### LISTED ENTRIES:
________________________________________

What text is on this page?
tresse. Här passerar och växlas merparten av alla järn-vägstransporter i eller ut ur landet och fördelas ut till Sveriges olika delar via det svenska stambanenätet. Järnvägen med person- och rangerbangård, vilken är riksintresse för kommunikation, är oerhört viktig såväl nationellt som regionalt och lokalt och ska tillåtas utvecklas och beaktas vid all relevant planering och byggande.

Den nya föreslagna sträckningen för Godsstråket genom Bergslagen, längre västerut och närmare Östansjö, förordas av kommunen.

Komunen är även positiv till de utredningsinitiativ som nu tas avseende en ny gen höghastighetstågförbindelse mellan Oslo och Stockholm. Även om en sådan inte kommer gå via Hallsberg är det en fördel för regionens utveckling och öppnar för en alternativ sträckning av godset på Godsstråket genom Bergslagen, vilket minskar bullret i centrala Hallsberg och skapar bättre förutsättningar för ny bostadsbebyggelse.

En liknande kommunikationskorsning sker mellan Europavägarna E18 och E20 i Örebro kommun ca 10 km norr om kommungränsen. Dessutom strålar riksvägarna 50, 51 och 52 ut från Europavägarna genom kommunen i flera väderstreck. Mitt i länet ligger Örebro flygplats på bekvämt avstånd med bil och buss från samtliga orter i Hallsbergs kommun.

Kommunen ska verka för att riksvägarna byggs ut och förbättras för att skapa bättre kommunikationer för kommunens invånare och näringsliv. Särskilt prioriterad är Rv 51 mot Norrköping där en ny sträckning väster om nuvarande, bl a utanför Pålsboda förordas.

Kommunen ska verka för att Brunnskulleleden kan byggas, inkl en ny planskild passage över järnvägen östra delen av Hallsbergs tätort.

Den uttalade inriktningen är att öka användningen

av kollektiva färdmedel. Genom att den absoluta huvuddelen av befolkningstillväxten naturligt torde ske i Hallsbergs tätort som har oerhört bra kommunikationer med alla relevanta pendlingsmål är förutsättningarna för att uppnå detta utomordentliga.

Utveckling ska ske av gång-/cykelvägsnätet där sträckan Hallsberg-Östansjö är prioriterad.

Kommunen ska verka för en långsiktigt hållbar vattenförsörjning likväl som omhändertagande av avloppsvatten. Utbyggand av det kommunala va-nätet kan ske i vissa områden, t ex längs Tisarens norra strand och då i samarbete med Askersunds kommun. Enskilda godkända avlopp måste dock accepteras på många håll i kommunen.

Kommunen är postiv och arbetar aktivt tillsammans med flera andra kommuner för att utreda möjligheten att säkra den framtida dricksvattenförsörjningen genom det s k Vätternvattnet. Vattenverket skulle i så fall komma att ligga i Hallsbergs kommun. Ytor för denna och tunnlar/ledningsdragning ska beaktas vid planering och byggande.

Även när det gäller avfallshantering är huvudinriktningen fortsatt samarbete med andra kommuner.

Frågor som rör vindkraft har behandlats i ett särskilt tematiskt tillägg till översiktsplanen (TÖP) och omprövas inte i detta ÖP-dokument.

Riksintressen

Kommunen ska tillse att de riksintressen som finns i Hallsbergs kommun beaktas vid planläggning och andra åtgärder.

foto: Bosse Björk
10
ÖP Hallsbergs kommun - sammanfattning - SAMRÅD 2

________________________________________

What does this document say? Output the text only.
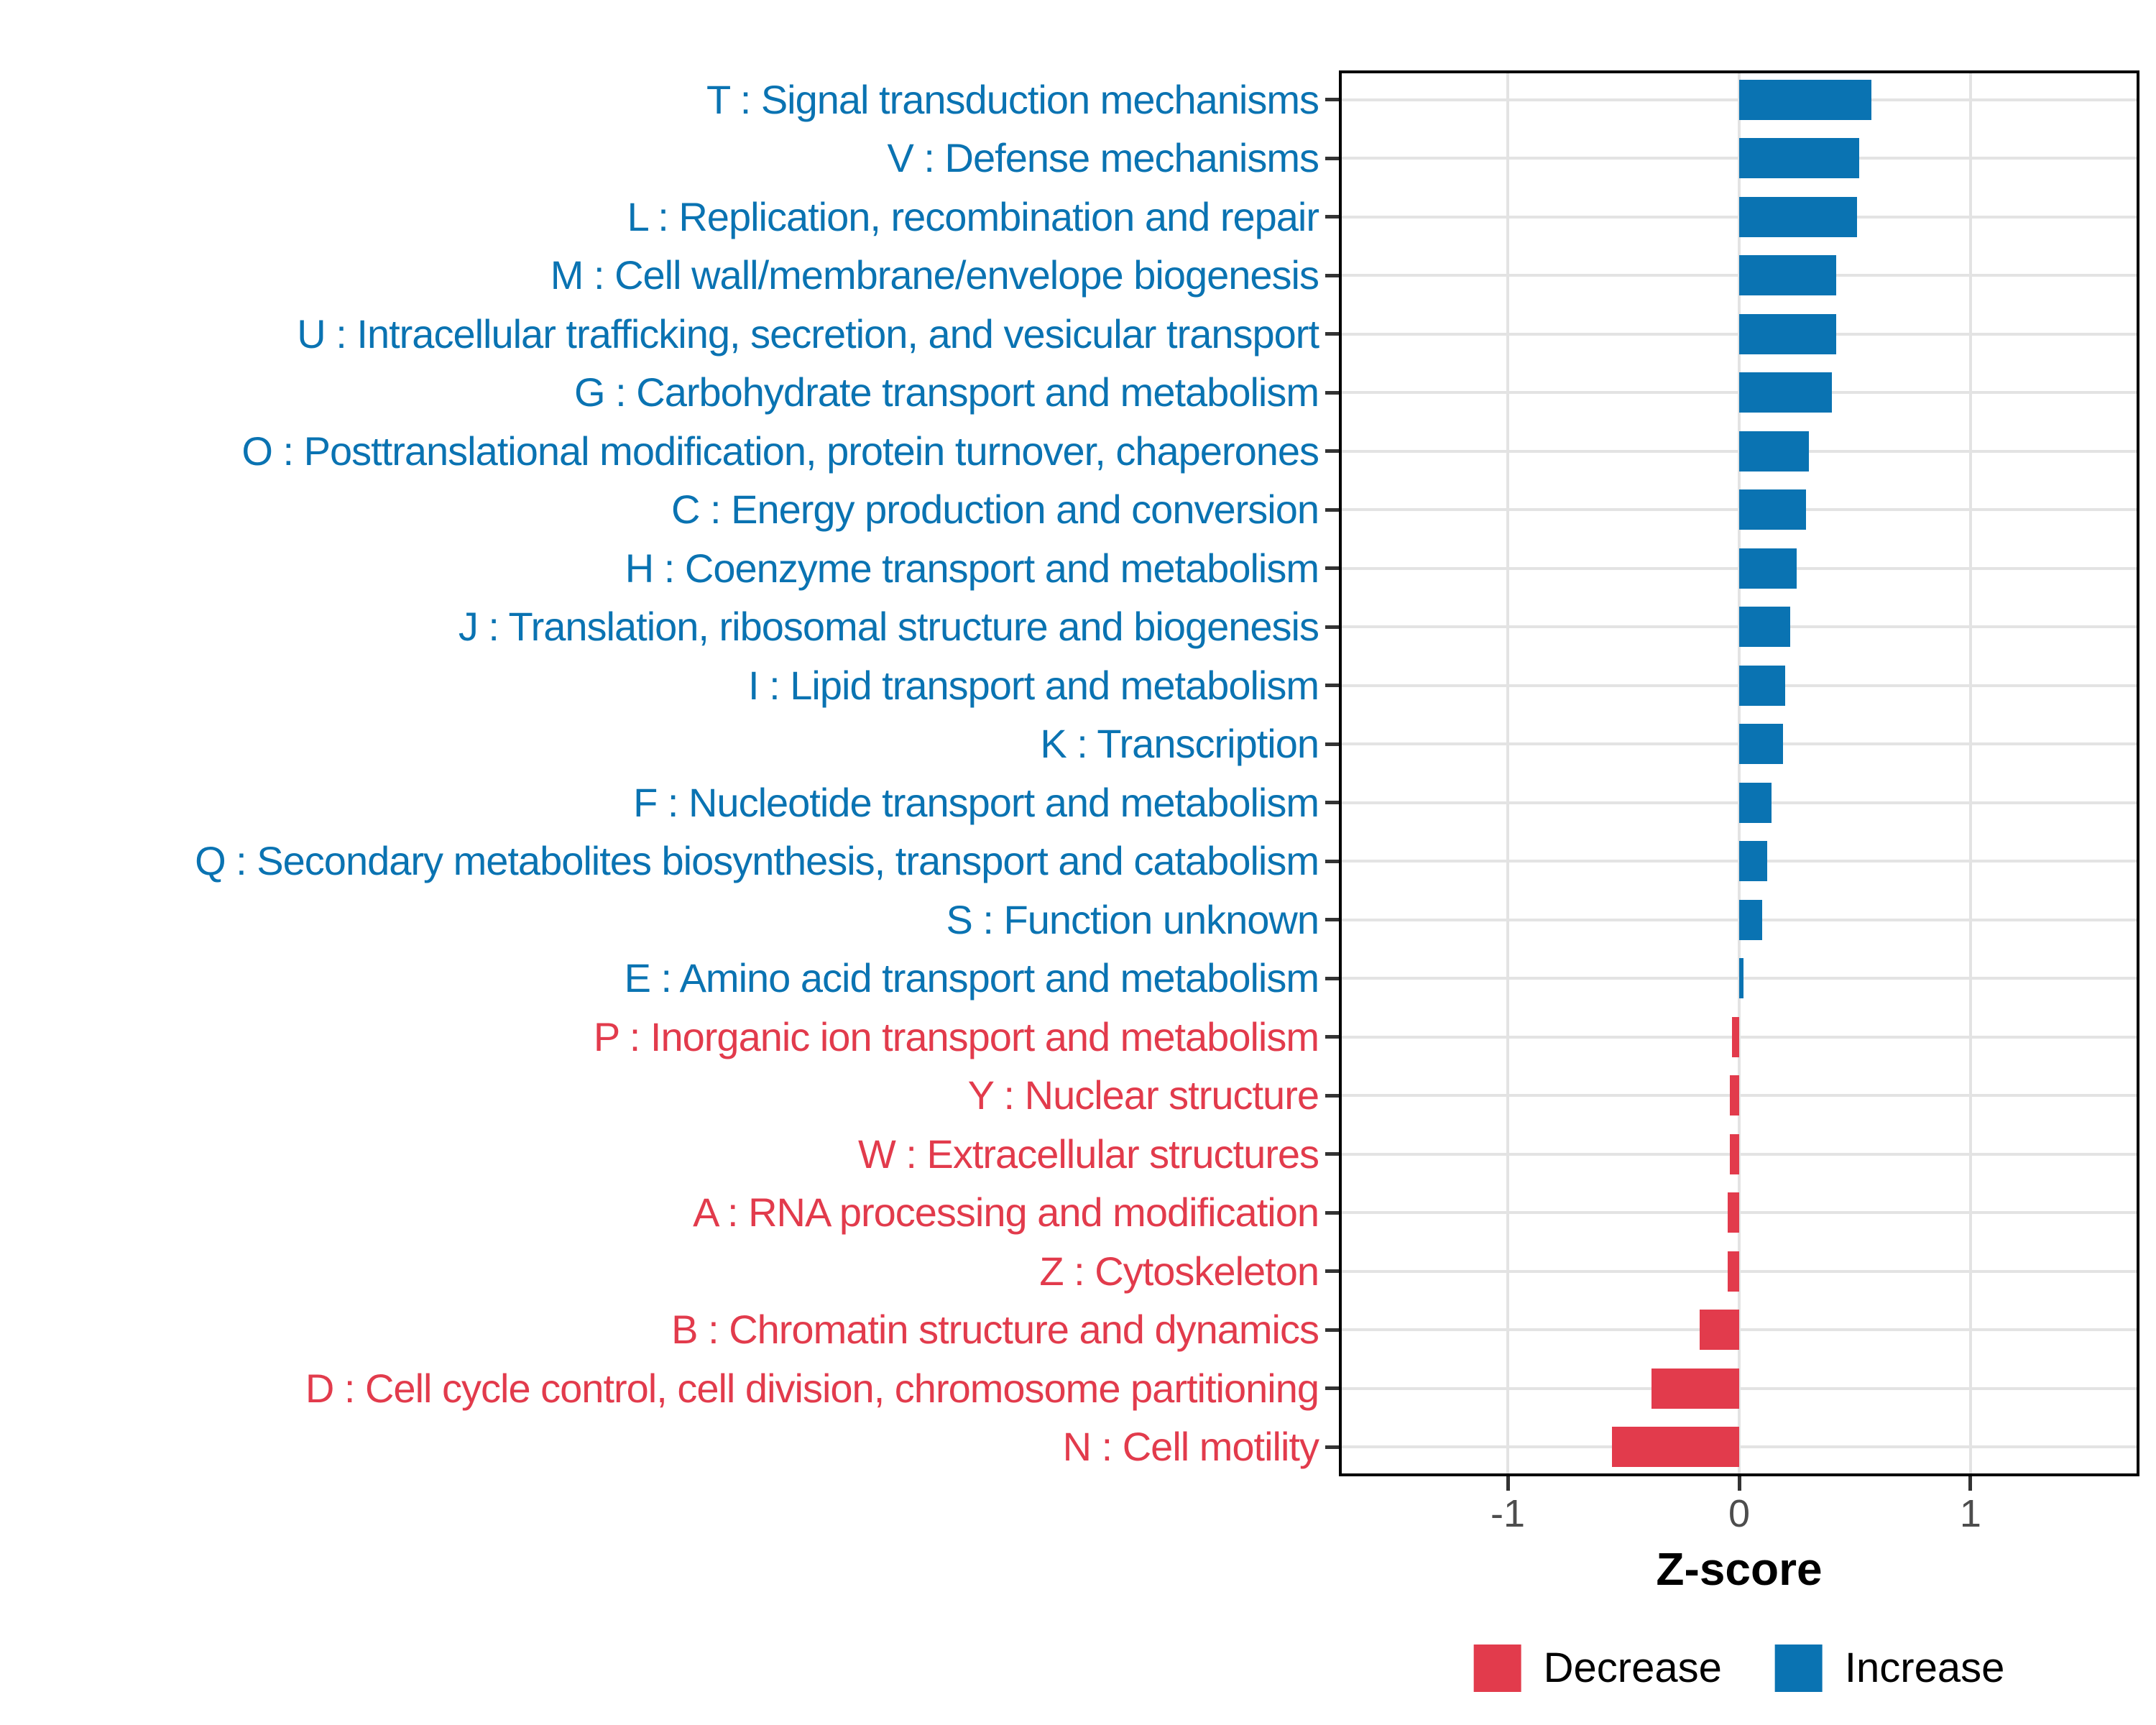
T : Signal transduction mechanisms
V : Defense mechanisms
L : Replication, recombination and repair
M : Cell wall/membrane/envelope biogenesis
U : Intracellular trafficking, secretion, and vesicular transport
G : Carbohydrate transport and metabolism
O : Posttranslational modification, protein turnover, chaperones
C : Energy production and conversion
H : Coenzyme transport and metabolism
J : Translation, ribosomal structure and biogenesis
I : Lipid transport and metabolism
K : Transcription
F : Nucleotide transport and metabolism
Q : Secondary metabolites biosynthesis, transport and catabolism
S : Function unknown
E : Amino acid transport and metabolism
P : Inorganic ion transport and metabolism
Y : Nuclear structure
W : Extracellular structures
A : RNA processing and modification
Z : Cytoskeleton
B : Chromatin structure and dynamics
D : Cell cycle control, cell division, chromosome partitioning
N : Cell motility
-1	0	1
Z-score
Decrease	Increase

________________________________________

### ASSIGNMENT:
The lines to return are those in the material above that hold "bättre".

### RESPONSE TO THE EXERCISE:
Komunen är även positiv till de utredningsinitiativ som nu tas avseende en ny gen höghastighetstågförbindelse mellan Oslo och Stockholm. Även om en sådan inte kommer gå via Hallsberg är det en fördel för regionens utveckling och öppnar för en alternativ sträckning av godset på Godsstråket genom Bergslagen, vilket minskar bullret i centrala Hallsberg och skapar bättre förutsättningar för ny bostadsbebyggelse.
Kommunen ska verka för att riksvägarna byggs ut och förbättras för att skapa bättre kommunikationer för kommunens invånare och näringsliv. Särskilt prioriterad är Rv 51 mot Norrköping där en ny sträckning väster om nuvarande, bl a utanför Pålsboda förordas.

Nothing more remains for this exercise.